▶ [WHAT YOU WILL DO]
Output exactly, and only, the stretch of lines beginning at the line with "OCR this image." and ending at the last line of the listing below. Drop the pictures.
==========
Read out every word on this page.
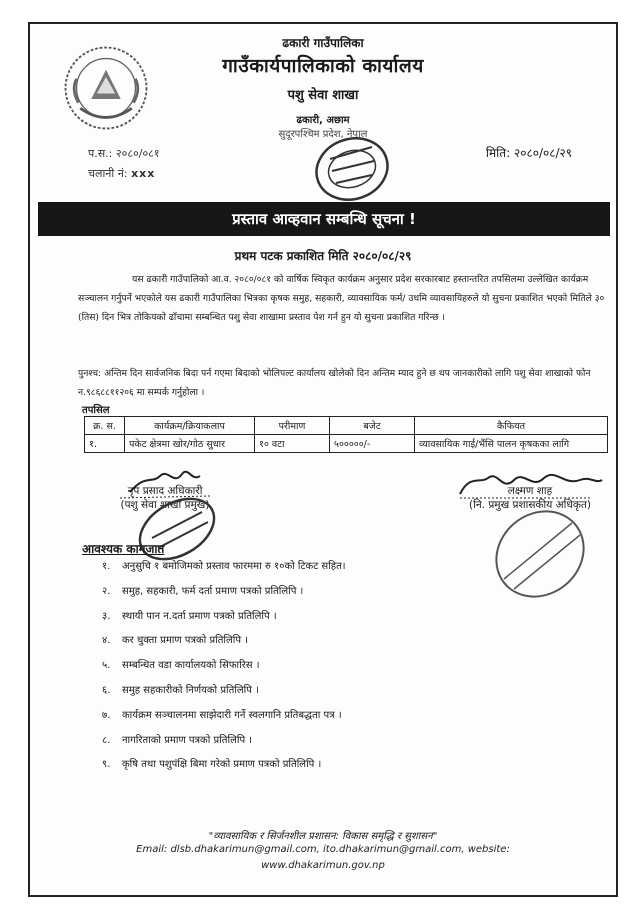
ढकारी गाउँपालिका
गाउँकार्यपालिकाको कार्यालय
पशु सेवा शाखा
ढकारी, अछाम
सुदूरपश्चिम प्रदेश, नेपाल
प.स.: २०८०/०८१
चलानी नं: xxx
मिति: २०८०/०८/२९
प्रस्ताव आव्हवान सम्बन्धि सूचना !
प्रथम पटक प्रकाशित मिति २०८०/०८/२९
यस ढकारी गाउँपालिको आ.व. २०८०/०८१ को वार्षिक स्विकृत कार्यक्रम अनुसार प्रदेश सरकारबाट हस्तान्तरित तपसिलमा उल्लेखित कार्यक्रम सञ्चालन गर्नुपर्ने भएकोले यस ढकारी गाउँपालिका भित्रका कृषक समुह, सहकारी, व्यावसायिक फर्म/ उधमि व्यावसायिहरुले यो सुचना प्रकाशित भएको मितिले ३० (तिस) दिन भित्र तोकियको ढाँचामा सम्बन्धित पशु सेवा शाखामा प्रस्ताव पेश गर्न हुन यो सुचना प्रकाशित गरिन्छ ।
पुनश्च: अन्तिम दिन सार्वजनिक बिदा पर्न गएमा बिदाको भोलिपल्ट कार्यालय खोलेको दिन अन्तिम म्याद हुने छ थप जानकारीको लागि पशु सेवा शाखाको फोन न.९८६८८११२०६ मा सम्पर्क गर्नुहोला ।
तपसिल
क्र. स.	कार्यक्रम/क्रियाकलाप	परीमाण	बजेट	कैफियत
१.	पकेट क्षेत्रमा खोर/गोठ सुधार	१० वटा	५०००००/-	व्यावसायिक गाई/भैंसि पालन कृषकका लागि
नृप प्रसाद अधिकारी
(पशु सेवा शाखा प्रमुख)
लक्ष्मण शाह
(नि. प्रमुख प्रशासकीय अधिकृत)
आवश्यक कागजात
१. अनुसुचि १ बमोजिमको प्रस्ताव फारममा रु १०को टिकट सहित।
२. समुह, सहकारी, फर्म दर्ता प्रमाण पत्रको प्रतिलिपि ।
३. स्थायी पान न.दर्ता प्रमाण पत्रको प्रतिलिपि ।
४. कर चुक्ता प्रमाण पत्रको प्रतिलिपि ।
५. सम्बन्धित वडा कार्यालयको सिफारिस ।
६. समुह सहकारीको निर्णयको प्रतिलिपि ।
७. कार्यक्रम सञ्चालनमा साझेदारी गर्ने स्वलगानि प्रतिबद्धता पत्र ।
८. नागरिताको प्रमाण पत्रको प्रतिलिपि ।
९. कृषि तथा पशुपंक्षि बिमा गरेको प्रमाण पत्रको प्रतिलिपि ।
"व्यावसायिक र सिर्जनशील प्रशासन: विकास समृद्धि र सुशासन"
Email: dlsb.dhakarimun@gmail.com, ito.dhakarimun@gmail.com, website:
www.dhakarimun.gov.np
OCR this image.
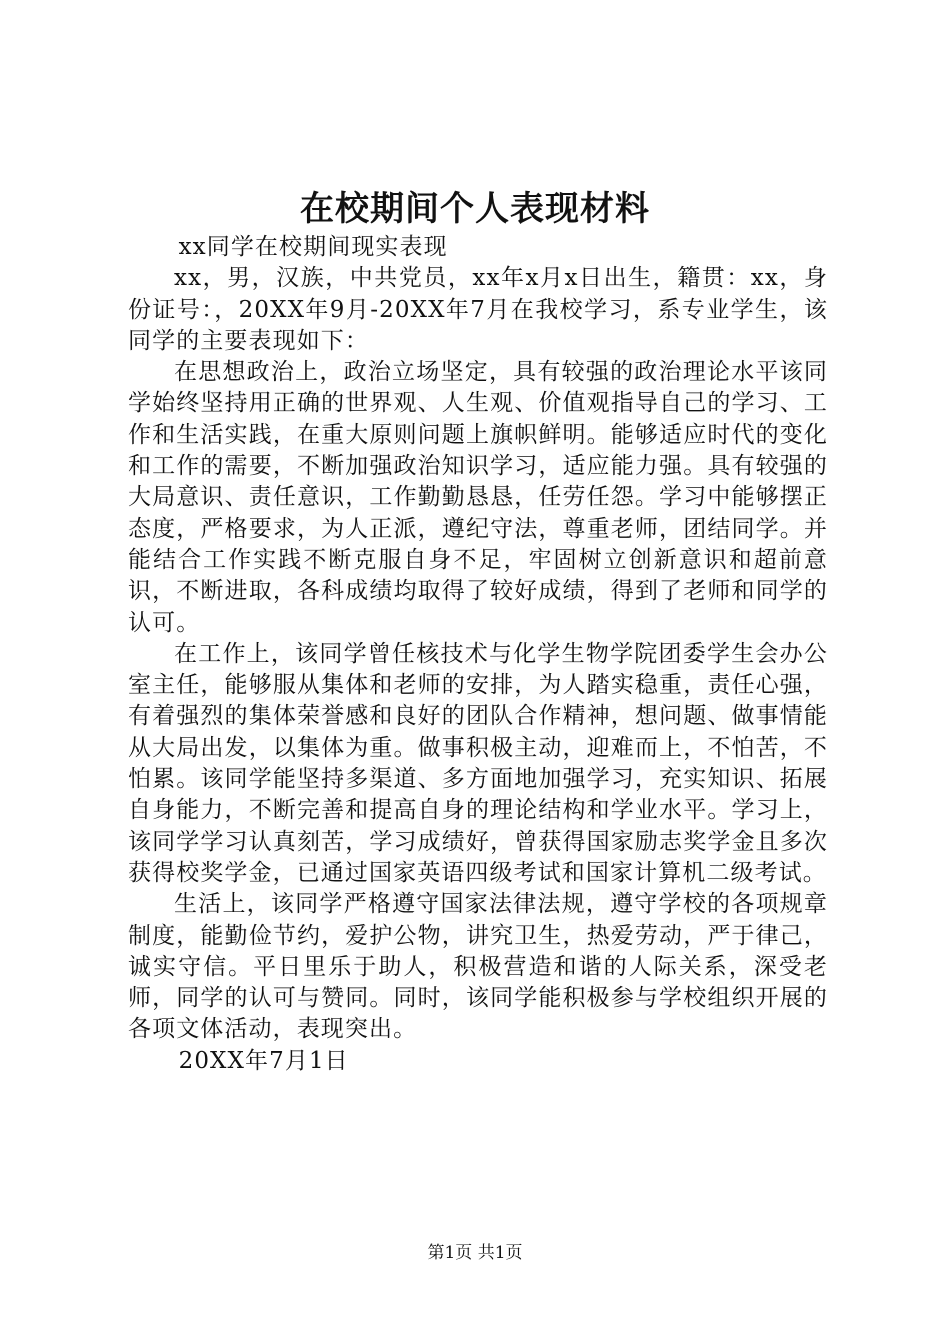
在校期间个人表现材料

xx同学在校期间现实表现

xx，男，汉族，中共党员，xx年x月x日出生，籍贯：xx，身份证号：，20XX年9月-20XX年7月在我校学习，系专业学生，该同学的主要表现如下：

在思想政治上，政治立场坚定，具有较强的政治理论水平该同学始终坚持用正确的世界观、人生观、价值观指导自己的学习、工作和生活实践，在重大原则问题上旗帜鲜明。能够适应时代的变化和工作的需要，不断加强政治知识学习，适应能力强。具有较强的大局意识、责任意识，工作勤勤恳恳，任劳任怨。学习中能够摆正态度，严格要求，为人正派，遵纪守法，尊重老师，团结同学。并能结合工作实践不断克服自身不足，牢固树立创新意识和超前意识，不断进取，各科成绩均取得了较好成绩，得到了老师和同学的认可。

在工作上，该同学曾任核技术与化学生物学院团委学生会办公室主任，能够服从集体和老师的安排，为人踏实稳重，责任心强，有着强烈的集体荣誉感和良好的团队合作精神，想问题、做事情能从大局出发，以集体为重。做事积极主动，迎难而上，不怕苦，不怕累。该同学能坚持多渠道、多方面地加强学习，充实知识、拓展自身能力，不断完善和提高自身的理论结构和学业水平。学习上，该同学学习认真刻苦，学习成绩好，曾获得国家励志奖学金且多次获得校奖学金，已通过国家英语四级考试和国家计算机二级考试。

生活上，该同学严格遵守国家法律法规，遵守学校的各项规章制度，能勤俭节约，爱护公物，讲究卫生，热爱劳动，严于律己，诚实守信。平日里乐于助人，积极营造和谐的人际关系，深受老师，同学的认可与赞同。同时，该同学能积极参与学校组织开展的各项文体活动，表现突出。

20XX年7月1日

第1页 共1页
==========
▶ [COMPLETE ANSWER]
OCR this image.
在校期间个人表现材料

xx同学在校期间现实表现

xx，男，汉族，中共党员，xx年x月x日出生，籍贯：xx，身份证号：，20XX年9月-20XX年7月在我校学习，系专业学生，该同学的主要表现如下：

在思想政治上，政治立场坚定，具有较强的政治理论水平该同学始终坚持用正确的世界观、人生观、价值观指导自己的学习、工作和生活实践，在重大原则问题上旗帜鲜明。能够适应时代的变化和工作的需要，不断加强政治知识学习，适应能力强。具有较强的大局意识、责任意识，工作勤勤恳恳，任劳任怨。学习中能够摆正态度，严格要求，为人正派，遵纪守法，尊重老师，团结同学。并能结合工作实践不断克服自身不足，牢固树立创新意识和超前意识，不断进取，各科成绩均取得了较好成绩，得到了老师和同学的认可。

在工作上，该同学曾任核技术与化学生物学院团委学生会办公室主任，能够服从集体和老师的安排，为人踏实稳重，责任心强，有着强烈的集体荣誉感和良好的团队合作精神，想问题、做事情能从大局出发，以集体为重。做事积极主动，迎难而上，不怕苦，不怕累。该同学能坚持多渠道、多方面地加强学习，充实知识、拓展自身能力，不断完善和提高自身的理论结构和学业水平。学习上，该同学学习认真刻苦，学习成绩好，曾获得国家励志奖学金且多次获得校奖学金，已通过国家英语四级考试和国家计算机二级考试。

生活上，该同学严格遵守国家法律法规，遵守学校的各项规章制度，能勤俭节约，爱护公物，讲究卫生，热爱劳动，严于律己，诚实守信。平日里乐于助人，积极营造和谐的人际关系，深受老师，同学的认可与赞同。同时，该同学能积极参与学校组织开展的各项文体活动，表现突出。

20XX年7月1日

第1页 共1页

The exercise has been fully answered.